Can you write out all of the material below, word for word?

BEGIN Raw records

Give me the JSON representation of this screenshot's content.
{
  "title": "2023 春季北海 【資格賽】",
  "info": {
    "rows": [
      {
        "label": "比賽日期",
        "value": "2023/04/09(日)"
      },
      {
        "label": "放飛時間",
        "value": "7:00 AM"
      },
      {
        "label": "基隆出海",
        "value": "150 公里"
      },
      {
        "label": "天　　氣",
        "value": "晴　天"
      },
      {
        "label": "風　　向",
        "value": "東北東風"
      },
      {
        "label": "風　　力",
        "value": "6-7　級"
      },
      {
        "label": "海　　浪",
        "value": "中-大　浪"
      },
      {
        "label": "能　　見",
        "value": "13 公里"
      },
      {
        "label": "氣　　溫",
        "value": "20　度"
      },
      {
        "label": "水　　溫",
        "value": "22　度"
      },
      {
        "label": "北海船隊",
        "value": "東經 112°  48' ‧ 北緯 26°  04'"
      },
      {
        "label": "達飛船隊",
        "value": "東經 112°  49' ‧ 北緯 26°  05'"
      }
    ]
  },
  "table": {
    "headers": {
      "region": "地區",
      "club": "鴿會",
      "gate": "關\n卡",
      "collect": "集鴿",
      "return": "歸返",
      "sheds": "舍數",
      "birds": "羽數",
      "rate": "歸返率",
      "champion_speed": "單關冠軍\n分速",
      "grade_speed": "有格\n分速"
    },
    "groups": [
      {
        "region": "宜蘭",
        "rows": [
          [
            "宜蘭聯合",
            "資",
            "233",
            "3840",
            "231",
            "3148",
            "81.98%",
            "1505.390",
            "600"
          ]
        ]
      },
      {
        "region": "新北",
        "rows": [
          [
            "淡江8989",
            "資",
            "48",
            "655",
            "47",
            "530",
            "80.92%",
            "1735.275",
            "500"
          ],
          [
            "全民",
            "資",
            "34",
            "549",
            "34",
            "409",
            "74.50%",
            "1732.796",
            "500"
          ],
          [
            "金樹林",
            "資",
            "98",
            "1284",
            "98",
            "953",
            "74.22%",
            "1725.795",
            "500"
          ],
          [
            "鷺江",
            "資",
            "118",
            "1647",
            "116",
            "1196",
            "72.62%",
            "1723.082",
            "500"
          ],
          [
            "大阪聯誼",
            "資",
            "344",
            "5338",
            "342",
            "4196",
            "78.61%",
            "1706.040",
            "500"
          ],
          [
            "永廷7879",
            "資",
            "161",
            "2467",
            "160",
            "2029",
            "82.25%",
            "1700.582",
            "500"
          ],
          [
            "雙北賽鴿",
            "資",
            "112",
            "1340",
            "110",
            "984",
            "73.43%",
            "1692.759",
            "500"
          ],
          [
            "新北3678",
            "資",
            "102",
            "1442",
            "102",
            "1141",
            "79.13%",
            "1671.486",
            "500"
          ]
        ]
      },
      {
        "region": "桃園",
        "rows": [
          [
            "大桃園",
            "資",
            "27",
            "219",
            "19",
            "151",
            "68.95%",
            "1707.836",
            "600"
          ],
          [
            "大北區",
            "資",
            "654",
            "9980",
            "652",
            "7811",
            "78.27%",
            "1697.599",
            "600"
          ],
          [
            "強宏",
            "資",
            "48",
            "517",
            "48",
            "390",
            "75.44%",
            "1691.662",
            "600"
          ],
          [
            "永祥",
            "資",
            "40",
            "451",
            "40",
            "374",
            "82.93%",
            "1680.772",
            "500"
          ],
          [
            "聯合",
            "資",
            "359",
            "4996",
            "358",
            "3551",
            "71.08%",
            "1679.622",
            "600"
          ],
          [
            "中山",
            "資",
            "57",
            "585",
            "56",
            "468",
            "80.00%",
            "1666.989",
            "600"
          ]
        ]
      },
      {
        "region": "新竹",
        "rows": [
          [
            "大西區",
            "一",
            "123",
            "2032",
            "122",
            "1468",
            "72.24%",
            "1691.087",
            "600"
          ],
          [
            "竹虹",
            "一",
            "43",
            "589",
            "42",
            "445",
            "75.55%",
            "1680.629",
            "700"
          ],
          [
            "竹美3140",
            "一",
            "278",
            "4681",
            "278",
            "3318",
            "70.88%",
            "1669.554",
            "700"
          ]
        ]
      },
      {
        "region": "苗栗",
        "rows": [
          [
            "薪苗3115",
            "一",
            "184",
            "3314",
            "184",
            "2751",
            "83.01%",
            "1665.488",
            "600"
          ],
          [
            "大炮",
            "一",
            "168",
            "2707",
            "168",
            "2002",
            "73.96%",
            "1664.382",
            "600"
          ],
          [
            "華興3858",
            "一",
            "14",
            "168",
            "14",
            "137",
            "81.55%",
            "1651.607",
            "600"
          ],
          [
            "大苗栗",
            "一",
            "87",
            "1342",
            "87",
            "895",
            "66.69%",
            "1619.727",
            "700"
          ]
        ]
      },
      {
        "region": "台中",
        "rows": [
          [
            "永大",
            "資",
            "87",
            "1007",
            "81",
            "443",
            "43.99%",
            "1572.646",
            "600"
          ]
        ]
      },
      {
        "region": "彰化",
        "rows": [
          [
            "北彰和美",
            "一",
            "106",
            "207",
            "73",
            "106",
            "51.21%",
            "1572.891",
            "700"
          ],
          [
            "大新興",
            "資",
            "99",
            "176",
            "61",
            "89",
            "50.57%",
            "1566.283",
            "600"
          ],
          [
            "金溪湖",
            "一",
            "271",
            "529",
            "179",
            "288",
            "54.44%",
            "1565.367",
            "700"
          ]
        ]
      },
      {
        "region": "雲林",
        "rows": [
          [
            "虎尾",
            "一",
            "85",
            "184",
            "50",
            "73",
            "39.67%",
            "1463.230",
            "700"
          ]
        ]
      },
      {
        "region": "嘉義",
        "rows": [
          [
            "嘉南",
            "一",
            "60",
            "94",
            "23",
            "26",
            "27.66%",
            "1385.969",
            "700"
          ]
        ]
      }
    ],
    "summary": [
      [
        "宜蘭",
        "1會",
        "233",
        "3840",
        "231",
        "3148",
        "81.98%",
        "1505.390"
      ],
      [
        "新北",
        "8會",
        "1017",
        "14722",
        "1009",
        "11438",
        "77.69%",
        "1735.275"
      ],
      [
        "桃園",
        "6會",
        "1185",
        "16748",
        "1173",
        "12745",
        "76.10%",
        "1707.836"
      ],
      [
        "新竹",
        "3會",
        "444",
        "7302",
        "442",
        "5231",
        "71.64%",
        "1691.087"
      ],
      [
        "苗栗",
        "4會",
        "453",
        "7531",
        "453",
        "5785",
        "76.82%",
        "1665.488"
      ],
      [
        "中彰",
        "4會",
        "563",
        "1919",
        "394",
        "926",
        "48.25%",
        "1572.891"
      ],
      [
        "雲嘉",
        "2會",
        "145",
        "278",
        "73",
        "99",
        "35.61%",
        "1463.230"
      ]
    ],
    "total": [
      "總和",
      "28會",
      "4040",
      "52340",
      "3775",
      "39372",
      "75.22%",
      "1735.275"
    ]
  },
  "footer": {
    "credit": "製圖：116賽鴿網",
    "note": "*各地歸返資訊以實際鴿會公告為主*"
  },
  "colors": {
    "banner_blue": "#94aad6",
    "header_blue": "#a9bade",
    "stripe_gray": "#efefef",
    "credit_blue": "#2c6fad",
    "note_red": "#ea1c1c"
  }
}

END Raw records

● Exercise solution:
Give me the JSON representation of this screenshot's content.
{
  "title": "2023 春季北海 【資格賽】",
  "info": {
    "rows": [
      {
        "label": "比賽日期",
        "value": "2023/04/09(日)"
      },
      {
        "label": "放飛時間",
        "value": "7:00 AM"
      },
      {
        "label": "基隆出海",
        "value": "150 公里"
      },
      {
        "label": "天　　氣",
        "value": "晴　天"
      },
      {
        "label": "風　　向",
        "value": "東北東風"
      },
      {
        "label": "風　　力",
        "value": "6-7　級"
      },
      {
        "label": "海　　浪",
        "value": "中-大　浪"
      },
      {
        "label": "能　　見",
        "value": "13 公里"
      },
      {
        "label": "氣　　溫",
        "value": "20　度"
      },
      {
        "label": "水　　溫",
        "value": "22　度"
      },
      {
        "label": "北海船隊",
        "value": "東經 112°  48' ‧ 北緯 26°  04'"
      },
      {
        "label": "達飛船隊",
        "value": "東經 112°  49' ‧ 北緯 26°  05'"
      }
    ]
  },
  "table": {
    "headers": {
      "region": "地區",
      "club": "鴿會",
      "gate": "關\n卡",
      "collect": "集鴿",
      "return": "歸返",
      "sheds": "舍數",
      "birds": "羽數",
      "rate": "歸返率",
      "champion_speed": "單關冠軍\n分速",
      "grade_speed": "有格\n分速"
    },
    "groups": [
      {
        "region": "宜蘭",
        "rows": [
          [
            "宜蘭聯合",
            "資",
            "233",
            "3840",
            "231",
            "3148",
            "81.98%",
            "1505.390",
            "600"
          ]
        ]
      },
      {
        "region": "新北",
        "rows": [
          [
            "淡江8989",
            "資",
            "48",
            "655",
            "47",
            "530",
            "80.92%",
            "1735.275",
            "500"
          ],
          [
            "全民",
            "資",
            "34",
            "549",
            "34",
            "409",
            "74.50%",
            "1732.796",
            "500"
          ],
          [
            "金樹林",
            "資",
            "98",
            "1284",
            "98",
            "953",
            "74.22%",
            "1725.795",
            "500"
          ],
          [
            "鷺江",
            "資",
            "118",
            "1647",
            "116",
            "1196",
            "72.62%",
            "1723.082",
            "500"
          ],
          [
            "大阪聯誼",
            "資",
            "344",
            "5338",
            "342",
            "4196",
            "78.61%",
            "1706.040",
            "500"
          ],
          [
            "永廷7879",
            "資",
            "161",
            "2467",
            "160",
            "2029",
            "82.25%",
            "1700.582",
            "500"
          ],
          [
            "雙北賽鴿",
            "資",
            "112",
            "1340",
            "110",
            "984",
            "73.43%",
            "1692.759",
            "500"
          ],
          [
            "新北3678",
            "資",
            "102",
            "1442",
            "102",
            "1141",
            "79.13%",
            "1671.486",
            "500"
          ]
        ]
      },
      {
        "region": "桃園",
        "rows": [
          [
            "大桃園",
            "資",
            "27",
            "219",
            "19",
            "151",
            "68.95%",
            "1707.836",
            "600"
          ],
          [
            "大北區",
            "資",
            "654",
            "9980",
            "652",
            "7811",
            "78.27%",
            "1697.599",
            "600"
          ],
          [
            "強宏",
            "資",
            "48",
            "517",
            "48",
            "390",
            "75.44%",
            "1691.662",
            "600"
          ],
          [
            "永祥",
            "資",
            "40",
            "451",
            "40",
            "374",
            "82.93%",
            "1680.772",
            "500"
          ],
          [
            "聯合",
            "資",
            "359",
            "4996",
            "358",
            "3551",
            "71.08%",
            "1679.622",
            "600"
          ],
          [
            "中山",
            "資",
            "57",
            "585",
            "56",
            "468",
            "80.00%",
            "1666.989",
            "600"
          ]
        ]
      },
      {
        "region": "新竹",
        "rows": [
          [
            "大西區",
            "一",
            "123",
            "2032",
            "122",
            "1468",
            "72.24%",
            "1691.087",
            "600"
          ],
          [
            "竹虹",
            "一",
            "43",
            "589",
            "42",
            "445",
            "75.55%",
            "1680.629",
            "700"
          ],
          [
            "竹美3140",
            "一",
            "278",
            "4681",
            "278",
            "3318",
            "70.88%",
            "1669.554",
            "700"
          ]
        ]
      },
      {
        "region": "苗栗",
        "rows": [
          [
            "薪苗3115",
            "一",
            "184",
            "3314",
            "184",
            "2751",
            "83.01%",
            "1665.488",
            "600"
          ],
          [
            "大炮",
            "一",
            "168",
            "2707",
            "168",
            "2002",
            "73.96%",
            "1664.382",
            "600"
          ],
          [
            "華興3858",
            "一",
            "14",
            "168",
            "14",
            "137",
            "81.55%",
            "1651.607",
            "600"
          ],
          [
            "大苗栗",
            "一",
            "87",
            "1342",
            "87",
            "895",
            "66.69%",
            "1619.727",
            "700"
          ]
        ]
      },
      {
        "region": "台中",
        "rows": [
          [
            "永大",
            "資",
            "87",
            "1007",
            "81",
            "443",
            "43.99%",
            "1572.646",
            "600"
          ]
        ]
      },
      {
        "region": "彰化",
        "rows": [
          [
            "北彰和美",
            "一",
            "106",
            "207",
            "73",
            "106",
            "51.21%",
            "1572.891",
            "700"
          ],
          [
            "大新興",
            "資",
            "99",
            "176",
            "61",
            "89",
            "50.57%",
            "1566.283",
            "600"
          ],
          [
            "金溪湖",
            "一",
            "271",
            "529",
            "179",
            "288",
            "54.44%",
            "1565.367",
            "700"
          ]
        ]
      },
      {
        "region": "雲林",
        "rows": [
          [
            "虎尾",
            "一",
            "85",
            "184",
            "50",
            "73",
            "39.67%",
            "1463.230",
            "700"
          ]
        ]
      },
      {
        "region": "嘉義",
        "rows": [
          [
            "嘉南",
            "一",
            "60",
            "94",
            "23",
            "26",
            "27.66%",
            "1385.969",
            "700"
          ]
        ]
      }
    ],
    "summary": [
      [
        "宜蘭",
        "1會",
        "233",
        "3840",
        "231",
        "3148",
        "81.98%",
        "1505.390"
      ],
      [
        "新北",
        "8會",
        "1017",
        "14722",
        "1009",
        "11438",
        "77.69%",
        "1735.275"
      ],
      [
        "桃園",
        "6會",
        "1185",
        "16748",
        "1173",
        "12745",
        "76.10%",
        "1707.836"
      ],
      [
        "新竹",
        "3會",
        "444",
        "7302",
        "442",
        "5231",
        "71.64%",
        "1691.087"
      ],
      [
        "苗栗",
        "4會",
        "453",
        "7531",
        "453",
        "5785",
        "76.82%",
        "1665.488"
      ],
      [
        "中彰",
        "4會",
        "563",
        "1919",
        "394",
        "926",
        "48.25%",
        "1572.891"
      ],
      [
        "雲嘉",
        "2會",
        "145",
        "278",
        "73",
        "99",
        "35.61%",
        "1463.230"
      ]
    ],
    "total": [
      "總和",
      "28會",
      "4040",
      "52340",
      "3775",
      "39372",
      "75.22%",
      "1735.275"
    ]
  },
  "footer": {
    "credit": "製圖：116賽鴿網",
    "note": "*各地歸返資訊以實際鴿會公告為主*"
  },
  "colors": {
    "banner_blue": "#94aad6",
    "header_blue": "#a9bade",
    "stripe_gray": "#efefef",
    "credit_blue": "#2c6fad",
    "note_red": "#ea1c1c"
  }
}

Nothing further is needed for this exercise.